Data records
::::

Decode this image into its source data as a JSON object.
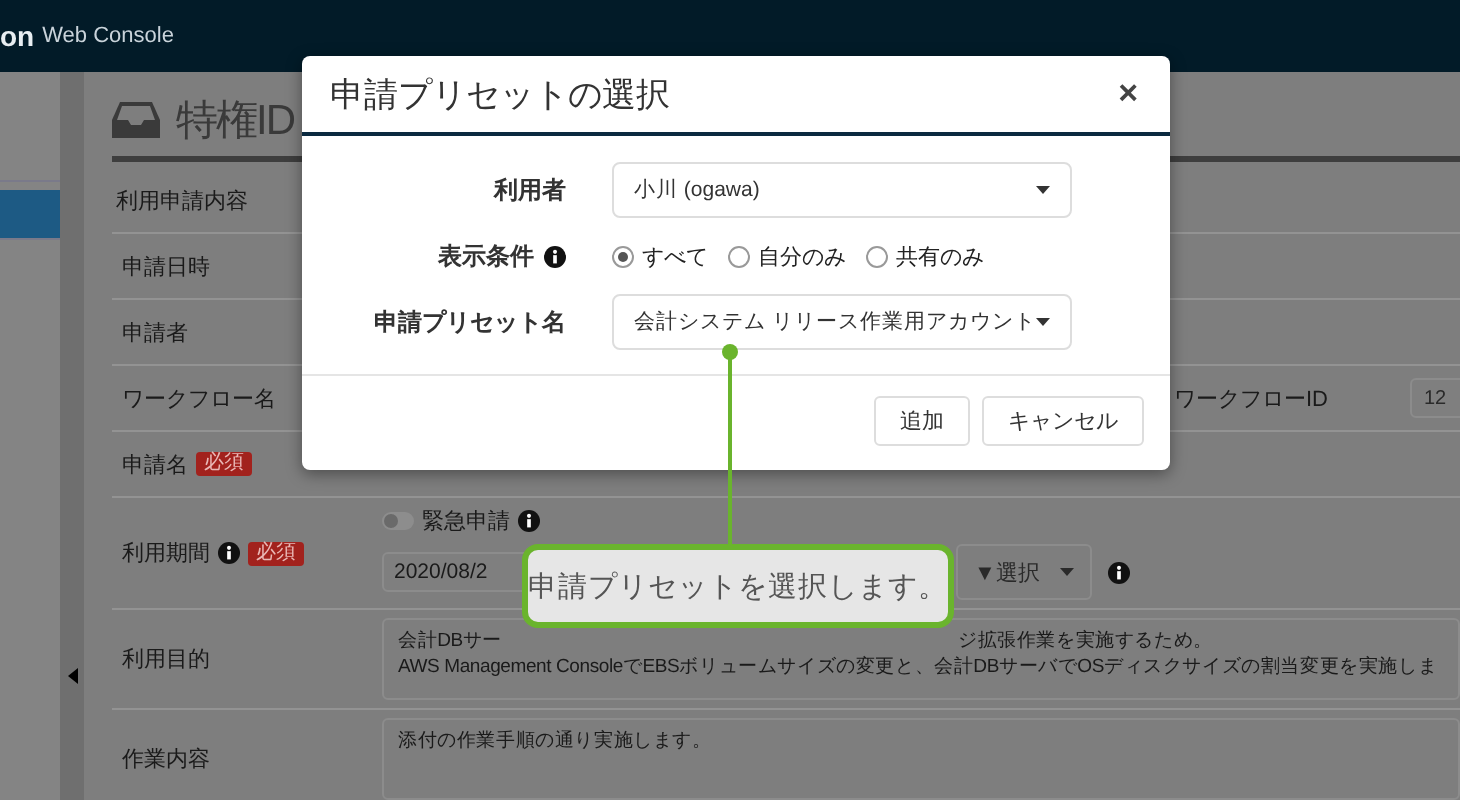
{
  "header": {
    "logo": "on",
    "product": "Web Console"
  },
  "sidebar": {
    "items": [
      {
        "selected": false
      },
      {
        "selected": true
      }
    ]
  },
  "page": {
    "title": "特権ID",
    "section": "利用申請内容"
  },
  "form": {
    "rows": [
      {
        "kind": "plain",
        "label": "申請日時"
      },
      {
        "kind": "plain",
        "label": "申請者"
      },
      {
        "kind": "workflow",
        "label": "ワークフロー名",
        "side_label": "ワークフローID",
        "side_value": "12"
      },
      {
        "kind": "plain",
        "label": "申請名",
        "badge": "必須"
      },
      {
        "kind": "period",
        "label": "利用期間",
        "info": true,
        "badge": "必須",
        "emergency": {
          "label": "緊急申請",
          "on": false,
          "info": true
        },
        "date": "2020/08/2",
        "select": "▼選択",
        "select_info": true
      },
      {
        "kind": "textarea",
        "label": "利用目的",
        "lines": [
          [
            "会計DBサー",
            "ジ拡張作業を実施するため。"
          ],
          [
            "AWS Management ConsoleでEBSボリュームサイズの変更と、会計DBサーバでOSディスクサイズの割当変更を実施しま"
          ]
        ]
      },
      {
        "kind": "textarea",
        "label": "作業内容",
        "lines": [
          [
            "添付の作業手順の通り実施します。"
          ]
        ]
      }
    ]
  },
  "modal": {
    "title": "申請プリセットの選択",
    "close": "×",
    "fields": [
      {
        "kind": "select",
        "label": "利用者",
        "value": "小川 (ogawa)"
      },
      {
        "kind": "radio",
        "label": "表示条件",
        "info": true,
        "options": [
          {
            "label": "すべて",
            "selected": true
          },
          {
            "label": "自分のみ",
            "selected": false
          },
          {
            "label": "共有のみ",
            "selected": false
          }
        ]
      },
      {
        "kind": "select",
        "label": "申請プリセット名",
        "value": "会計システム リリース作業用アカウント"
      }
    ],
    "buttons": [
      "追加",
      "キャンセル"
    ]
  },
  "callout": {
    "text": "申請プリセットを選択します。"
  }
}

::::

Your task is to transcribe all of the records precisely, with no images included.

The output:
Decode this image into its source data as a JSON object.
{
  "header": {
    "logo": "on",
    "product": "Web Console"
  },
  "sidebar": {
    "items": [
      {
        "selected": false
      },
      {
        "selected": true
      }
    ]
  },
  "page": {
    "title": "特権ID",
    "section": "利用申請内容"
  },
  "form": {
    "rows": [
      {
        "kind": "plain",
        "label": "申請日時"
      },
      {
        "kind": "plain",
        "label": "申請者"
      },
      {
        "kind": "workflow",
        "label": "ワークフロー名",
        "side_label": "ワークフローID",
        "side_value": "12"
      },
      {
        "kind": "plain",
        "label": "申請名",
        "badge": "必須"
      },
      {
        "kind": "period",
        "label": "利用期間",
        "info": true,
        "badge": "必須",
        "emergency": {
          "label": "緊急申請",
          "on": false,
          "info": true
        },
        "date": "2020/08/2",
        "select": "▼選択",
        "select_info": true
      },
      {
        "kind": "textarea",
        "label": "利用目的",
        "lines": [
          [
            "会計DBサー",
            "ジ拡張作業を実施するため。"
          ],
          [
            "AWS Management ConsoleでEBSボリュームサイズの変更と、会計DBサーバでOSディスクサイズの割当変更を実施しま"
          ]
        ]
      },
      {
        "kind": "textarea",
        "label": "作業内容",
        "lines": [
          [
            "添付の作業手順の通り実施します。"
          ]
        ]
      }
    ]
  },
  "modal": {
    "title": "申請プリセットの選択",
    "close": "×",
    "fields": [
      {
        "kind": "select",
        "label": "利用者",
        "value": "小川 (ogawa)"
      },
      {
        "kind": "radio",
        "label": "表示条件",
        "info": true,
        "options": [
          {
            "label": "すべて",
            "selected": true
          },
          {
            "label": "自分のみ",
            "selected": false
          },
          {
            "label": "共有のみ",
            "selected": false
          }
        ]
      },
      {
        "kind": "select",
        "label": "申請プリセット名",
        "value": "会計システム リリース作業用アカウント"
      }
    ],
    "buttons": [
      "追加",
      "キャンセル"
    ]
  },
  "callout": {
    "text": "申請プリセットを選択します。"
  }
}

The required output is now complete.